Copy the listing from its first line through the line containing "428, 2560, 458)", inclusive, switching "pymongo" to "motor" and changing nothing else.
>> begin
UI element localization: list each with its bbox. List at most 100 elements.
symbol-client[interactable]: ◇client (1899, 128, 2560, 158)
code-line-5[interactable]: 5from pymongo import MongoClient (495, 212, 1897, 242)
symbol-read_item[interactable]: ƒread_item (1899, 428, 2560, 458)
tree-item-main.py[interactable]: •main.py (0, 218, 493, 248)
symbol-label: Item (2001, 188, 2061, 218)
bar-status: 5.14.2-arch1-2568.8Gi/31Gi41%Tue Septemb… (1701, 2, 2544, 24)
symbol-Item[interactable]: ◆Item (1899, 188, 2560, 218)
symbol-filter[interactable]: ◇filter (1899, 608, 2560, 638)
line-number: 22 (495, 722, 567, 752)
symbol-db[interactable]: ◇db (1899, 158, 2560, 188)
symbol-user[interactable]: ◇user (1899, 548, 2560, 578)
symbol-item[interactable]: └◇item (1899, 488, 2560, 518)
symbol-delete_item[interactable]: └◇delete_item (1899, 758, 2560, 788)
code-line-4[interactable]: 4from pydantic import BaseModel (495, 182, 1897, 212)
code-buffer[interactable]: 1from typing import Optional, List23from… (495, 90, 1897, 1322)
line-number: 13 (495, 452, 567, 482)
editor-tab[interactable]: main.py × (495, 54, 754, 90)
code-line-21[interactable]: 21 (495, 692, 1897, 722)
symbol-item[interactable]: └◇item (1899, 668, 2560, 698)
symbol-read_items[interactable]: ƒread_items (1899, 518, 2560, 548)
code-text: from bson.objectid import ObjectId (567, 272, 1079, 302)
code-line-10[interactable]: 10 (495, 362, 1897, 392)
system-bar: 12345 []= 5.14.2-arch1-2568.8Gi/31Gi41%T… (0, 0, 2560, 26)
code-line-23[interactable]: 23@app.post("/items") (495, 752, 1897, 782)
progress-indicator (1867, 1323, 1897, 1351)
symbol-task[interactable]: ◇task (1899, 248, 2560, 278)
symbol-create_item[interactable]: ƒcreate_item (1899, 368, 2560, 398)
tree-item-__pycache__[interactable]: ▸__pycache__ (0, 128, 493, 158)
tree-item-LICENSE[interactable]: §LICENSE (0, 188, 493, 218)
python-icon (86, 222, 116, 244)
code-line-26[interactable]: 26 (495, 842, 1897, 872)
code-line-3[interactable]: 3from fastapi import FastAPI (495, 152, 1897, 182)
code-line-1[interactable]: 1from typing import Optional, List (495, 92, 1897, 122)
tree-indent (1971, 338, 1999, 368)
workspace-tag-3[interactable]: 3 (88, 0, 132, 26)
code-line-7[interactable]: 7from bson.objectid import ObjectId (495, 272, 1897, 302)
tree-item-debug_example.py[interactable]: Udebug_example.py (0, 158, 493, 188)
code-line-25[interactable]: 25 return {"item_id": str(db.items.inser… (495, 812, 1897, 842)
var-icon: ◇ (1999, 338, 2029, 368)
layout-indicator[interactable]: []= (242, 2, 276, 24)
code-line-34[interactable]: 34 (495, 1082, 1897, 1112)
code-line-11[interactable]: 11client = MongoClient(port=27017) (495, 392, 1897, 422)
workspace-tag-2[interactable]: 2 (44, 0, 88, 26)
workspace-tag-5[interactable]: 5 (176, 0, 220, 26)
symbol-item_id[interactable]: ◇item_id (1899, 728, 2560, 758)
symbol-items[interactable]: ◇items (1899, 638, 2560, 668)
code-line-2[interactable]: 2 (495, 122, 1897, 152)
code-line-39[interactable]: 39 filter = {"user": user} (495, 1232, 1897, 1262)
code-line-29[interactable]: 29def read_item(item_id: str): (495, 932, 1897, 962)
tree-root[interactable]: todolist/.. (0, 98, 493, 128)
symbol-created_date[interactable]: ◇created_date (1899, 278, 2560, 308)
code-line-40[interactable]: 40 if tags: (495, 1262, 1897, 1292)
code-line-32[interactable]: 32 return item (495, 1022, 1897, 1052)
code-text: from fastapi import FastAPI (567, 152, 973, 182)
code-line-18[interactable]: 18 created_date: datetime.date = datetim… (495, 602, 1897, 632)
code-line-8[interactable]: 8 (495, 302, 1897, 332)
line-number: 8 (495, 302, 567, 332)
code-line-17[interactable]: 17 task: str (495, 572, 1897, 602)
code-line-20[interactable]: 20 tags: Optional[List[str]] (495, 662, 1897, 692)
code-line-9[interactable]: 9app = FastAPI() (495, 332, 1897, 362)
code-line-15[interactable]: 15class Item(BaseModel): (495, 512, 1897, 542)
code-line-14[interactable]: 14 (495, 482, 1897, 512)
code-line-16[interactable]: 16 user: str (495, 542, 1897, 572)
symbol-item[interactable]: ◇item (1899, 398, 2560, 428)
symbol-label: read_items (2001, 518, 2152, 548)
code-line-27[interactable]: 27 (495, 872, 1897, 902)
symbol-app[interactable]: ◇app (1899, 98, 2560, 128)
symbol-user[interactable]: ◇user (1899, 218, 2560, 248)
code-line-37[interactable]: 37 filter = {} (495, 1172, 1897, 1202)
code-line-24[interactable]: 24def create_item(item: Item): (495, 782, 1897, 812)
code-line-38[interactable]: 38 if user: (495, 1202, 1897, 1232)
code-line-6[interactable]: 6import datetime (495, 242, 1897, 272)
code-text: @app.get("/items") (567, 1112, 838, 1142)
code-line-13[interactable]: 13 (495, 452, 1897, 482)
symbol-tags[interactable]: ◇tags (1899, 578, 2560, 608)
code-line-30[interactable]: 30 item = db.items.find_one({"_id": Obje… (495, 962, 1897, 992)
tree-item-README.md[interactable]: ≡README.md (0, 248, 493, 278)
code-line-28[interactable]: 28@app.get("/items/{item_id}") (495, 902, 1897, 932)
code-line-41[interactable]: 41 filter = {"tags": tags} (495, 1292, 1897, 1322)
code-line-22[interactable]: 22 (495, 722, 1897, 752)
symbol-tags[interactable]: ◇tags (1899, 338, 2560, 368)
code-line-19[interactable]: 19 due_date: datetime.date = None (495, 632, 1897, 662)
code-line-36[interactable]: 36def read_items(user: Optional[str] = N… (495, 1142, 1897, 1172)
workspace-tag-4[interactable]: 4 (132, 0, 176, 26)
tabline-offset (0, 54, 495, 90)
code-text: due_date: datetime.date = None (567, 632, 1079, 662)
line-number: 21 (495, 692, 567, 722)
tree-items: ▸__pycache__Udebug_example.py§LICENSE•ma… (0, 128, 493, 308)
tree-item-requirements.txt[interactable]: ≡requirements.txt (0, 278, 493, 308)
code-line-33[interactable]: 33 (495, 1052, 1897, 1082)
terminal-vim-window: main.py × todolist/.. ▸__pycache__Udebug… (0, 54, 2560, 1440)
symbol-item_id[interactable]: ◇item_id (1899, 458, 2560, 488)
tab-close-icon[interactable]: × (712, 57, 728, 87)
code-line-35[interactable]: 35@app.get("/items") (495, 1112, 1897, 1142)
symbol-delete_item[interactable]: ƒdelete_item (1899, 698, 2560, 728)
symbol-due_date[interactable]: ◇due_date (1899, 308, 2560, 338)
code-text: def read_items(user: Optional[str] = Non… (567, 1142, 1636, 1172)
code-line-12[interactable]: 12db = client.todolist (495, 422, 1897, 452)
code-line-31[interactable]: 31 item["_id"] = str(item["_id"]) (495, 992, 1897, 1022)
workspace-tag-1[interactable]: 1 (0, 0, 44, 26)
>> end
RESPONSE:
UI element localization: list each with its bbox. List at most 100 elements.
symbol-client[interactable]: ◇client (1899, 128, 2560, 158)
code-line-5[interactable]: 5from motor import MongoClient (495, 212, 1897, 242)
symbol-read_item[interactable]: ƒread_item (1899, 428, 2560, 458)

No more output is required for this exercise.